State the number of lines in these records holding "ylabel". Say nothing more.

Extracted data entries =
---
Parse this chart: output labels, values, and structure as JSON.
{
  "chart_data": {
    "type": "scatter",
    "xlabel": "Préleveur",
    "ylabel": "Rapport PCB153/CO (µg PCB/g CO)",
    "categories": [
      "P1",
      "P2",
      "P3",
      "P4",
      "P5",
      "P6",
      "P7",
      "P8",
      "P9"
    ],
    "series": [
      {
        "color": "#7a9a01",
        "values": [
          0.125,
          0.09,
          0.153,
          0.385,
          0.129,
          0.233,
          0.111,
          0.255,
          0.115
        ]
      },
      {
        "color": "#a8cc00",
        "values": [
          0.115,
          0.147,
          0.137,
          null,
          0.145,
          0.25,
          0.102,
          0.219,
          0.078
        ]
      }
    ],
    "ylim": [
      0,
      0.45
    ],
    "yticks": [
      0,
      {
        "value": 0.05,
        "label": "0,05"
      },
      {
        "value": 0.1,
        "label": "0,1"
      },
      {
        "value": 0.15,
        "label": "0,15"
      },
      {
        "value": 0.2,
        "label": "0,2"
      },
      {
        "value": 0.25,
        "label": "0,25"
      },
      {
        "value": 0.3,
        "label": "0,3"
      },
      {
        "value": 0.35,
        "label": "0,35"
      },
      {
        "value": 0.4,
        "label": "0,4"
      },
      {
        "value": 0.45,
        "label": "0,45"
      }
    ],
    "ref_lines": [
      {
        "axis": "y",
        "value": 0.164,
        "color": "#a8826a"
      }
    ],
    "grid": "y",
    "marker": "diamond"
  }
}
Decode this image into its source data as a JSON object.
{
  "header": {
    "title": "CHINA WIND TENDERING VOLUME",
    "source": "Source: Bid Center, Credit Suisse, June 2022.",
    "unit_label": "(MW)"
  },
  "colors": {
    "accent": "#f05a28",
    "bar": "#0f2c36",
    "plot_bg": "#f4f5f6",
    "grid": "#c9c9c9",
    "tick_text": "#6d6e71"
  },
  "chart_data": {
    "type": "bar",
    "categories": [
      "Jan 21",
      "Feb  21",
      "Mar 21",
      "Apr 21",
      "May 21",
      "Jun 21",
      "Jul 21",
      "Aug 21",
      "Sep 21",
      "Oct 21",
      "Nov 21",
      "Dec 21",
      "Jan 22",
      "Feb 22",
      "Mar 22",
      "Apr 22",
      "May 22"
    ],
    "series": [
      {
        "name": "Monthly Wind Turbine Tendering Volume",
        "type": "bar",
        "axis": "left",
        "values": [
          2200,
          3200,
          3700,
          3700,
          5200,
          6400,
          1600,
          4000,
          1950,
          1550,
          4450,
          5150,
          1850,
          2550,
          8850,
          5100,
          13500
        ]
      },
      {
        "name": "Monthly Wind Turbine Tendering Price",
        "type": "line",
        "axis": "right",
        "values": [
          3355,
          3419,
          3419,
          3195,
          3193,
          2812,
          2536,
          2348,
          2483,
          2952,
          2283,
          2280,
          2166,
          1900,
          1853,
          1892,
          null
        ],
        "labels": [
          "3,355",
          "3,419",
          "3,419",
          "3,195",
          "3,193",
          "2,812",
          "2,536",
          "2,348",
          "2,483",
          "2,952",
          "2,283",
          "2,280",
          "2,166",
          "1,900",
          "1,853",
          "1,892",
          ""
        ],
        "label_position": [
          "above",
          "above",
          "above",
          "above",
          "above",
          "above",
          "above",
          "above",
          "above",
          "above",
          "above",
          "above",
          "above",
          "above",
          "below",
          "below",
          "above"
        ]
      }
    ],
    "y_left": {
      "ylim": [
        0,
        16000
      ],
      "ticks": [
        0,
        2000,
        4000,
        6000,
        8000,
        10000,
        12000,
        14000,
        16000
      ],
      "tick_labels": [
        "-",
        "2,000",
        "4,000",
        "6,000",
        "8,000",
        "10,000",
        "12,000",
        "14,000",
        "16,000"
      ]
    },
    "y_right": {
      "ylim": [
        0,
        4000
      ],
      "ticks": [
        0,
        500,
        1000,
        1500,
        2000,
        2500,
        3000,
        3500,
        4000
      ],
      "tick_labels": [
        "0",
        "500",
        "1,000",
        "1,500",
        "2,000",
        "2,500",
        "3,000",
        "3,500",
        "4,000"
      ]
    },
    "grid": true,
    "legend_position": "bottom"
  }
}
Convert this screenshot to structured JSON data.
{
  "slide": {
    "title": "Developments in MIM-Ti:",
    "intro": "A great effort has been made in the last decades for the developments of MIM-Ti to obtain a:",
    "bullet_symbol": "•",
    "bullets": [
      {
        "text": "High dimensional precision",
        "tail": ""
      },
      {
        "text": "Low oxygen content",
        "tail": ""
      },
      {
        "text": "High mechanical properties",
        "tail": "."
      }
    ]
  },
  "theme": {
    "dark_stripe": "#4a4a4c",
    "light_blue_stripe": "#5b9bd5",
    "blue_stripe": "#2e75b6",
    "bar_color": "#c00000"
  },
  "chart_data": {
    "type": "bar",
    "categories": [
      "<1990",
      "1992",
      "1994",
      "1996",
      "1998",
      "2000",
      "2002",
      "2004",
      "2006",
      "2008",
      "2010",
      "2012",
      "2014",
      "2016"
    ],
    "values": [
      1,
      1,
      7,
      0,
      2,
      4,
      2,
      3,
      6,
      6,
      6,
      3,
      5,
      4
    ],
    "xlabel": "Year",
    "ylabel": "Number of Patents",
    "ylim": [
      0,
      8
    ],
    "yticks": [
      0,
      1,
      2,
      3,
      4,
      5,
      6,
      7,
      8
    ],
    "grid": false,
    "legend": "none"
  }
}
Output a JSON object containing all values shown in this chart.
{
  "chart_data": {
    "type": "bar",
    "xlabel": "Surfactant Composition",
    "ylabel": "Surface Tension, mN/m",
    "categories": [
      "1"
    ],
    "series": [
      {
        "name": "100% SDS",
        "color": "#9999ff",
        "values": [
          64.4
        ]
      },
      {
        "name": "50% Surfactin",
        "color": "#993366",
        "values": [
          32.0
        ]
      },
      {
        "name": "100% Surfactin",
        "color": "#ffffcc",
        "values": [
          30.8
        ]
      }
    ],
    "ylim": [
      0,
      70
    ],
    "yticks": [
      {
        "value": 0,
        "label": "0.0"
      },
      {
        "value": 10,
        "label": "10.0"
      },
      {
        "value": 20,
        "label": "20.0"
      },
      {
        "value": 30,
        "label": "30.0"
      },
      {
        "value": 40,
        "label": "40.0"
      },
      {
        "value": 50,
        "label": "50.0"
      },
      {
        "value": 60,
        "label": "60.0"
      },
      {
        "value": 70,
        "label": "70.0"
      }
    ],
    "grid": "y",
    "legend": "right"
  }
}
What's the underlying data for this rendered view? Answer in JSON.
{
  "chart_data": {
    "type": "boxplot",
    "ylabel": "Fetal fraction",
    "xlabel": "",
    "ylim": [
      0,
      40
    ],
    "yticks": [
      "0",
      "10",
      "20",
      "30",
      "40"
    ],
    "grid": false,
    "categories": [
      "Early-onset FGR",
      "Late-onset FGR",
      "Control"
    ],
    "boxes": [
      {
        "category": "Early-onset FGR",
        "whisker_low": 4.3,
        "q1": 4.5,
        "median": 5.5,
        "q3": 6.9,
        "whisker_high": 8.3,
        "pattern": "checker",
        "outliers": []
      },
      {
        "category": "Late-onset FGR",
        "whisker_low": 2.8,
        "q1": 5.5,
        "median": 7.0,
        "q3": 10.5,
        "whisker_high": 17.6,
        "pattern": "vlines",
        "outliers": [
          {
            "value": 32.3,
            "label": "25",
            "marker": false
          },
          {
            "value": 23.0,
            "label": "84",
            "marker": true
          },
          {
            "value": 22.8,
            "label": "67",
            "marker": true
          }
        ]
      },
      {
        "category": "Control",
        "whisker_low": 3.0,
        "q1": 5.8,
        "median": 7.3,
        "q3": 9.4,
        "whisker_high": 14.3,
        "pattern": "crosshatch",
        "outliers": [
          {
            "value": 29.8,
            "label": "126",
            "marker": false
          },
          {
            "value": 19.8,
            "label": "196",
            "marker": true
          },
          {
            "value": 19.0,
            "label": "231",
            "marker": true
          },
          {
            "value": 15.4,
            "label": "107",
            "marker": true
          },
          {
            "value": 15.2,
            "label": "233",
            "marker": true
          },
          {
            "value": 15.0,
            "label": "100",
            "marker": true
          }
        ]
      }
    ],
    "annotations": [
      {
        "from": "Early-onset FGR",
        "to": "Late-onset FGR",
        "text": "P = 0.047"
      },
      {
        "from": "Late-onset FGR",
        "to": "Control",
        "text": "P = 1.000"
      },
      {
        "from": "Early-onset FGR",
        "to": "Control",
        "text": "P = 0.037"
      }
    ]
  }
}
---
Exercise output =
4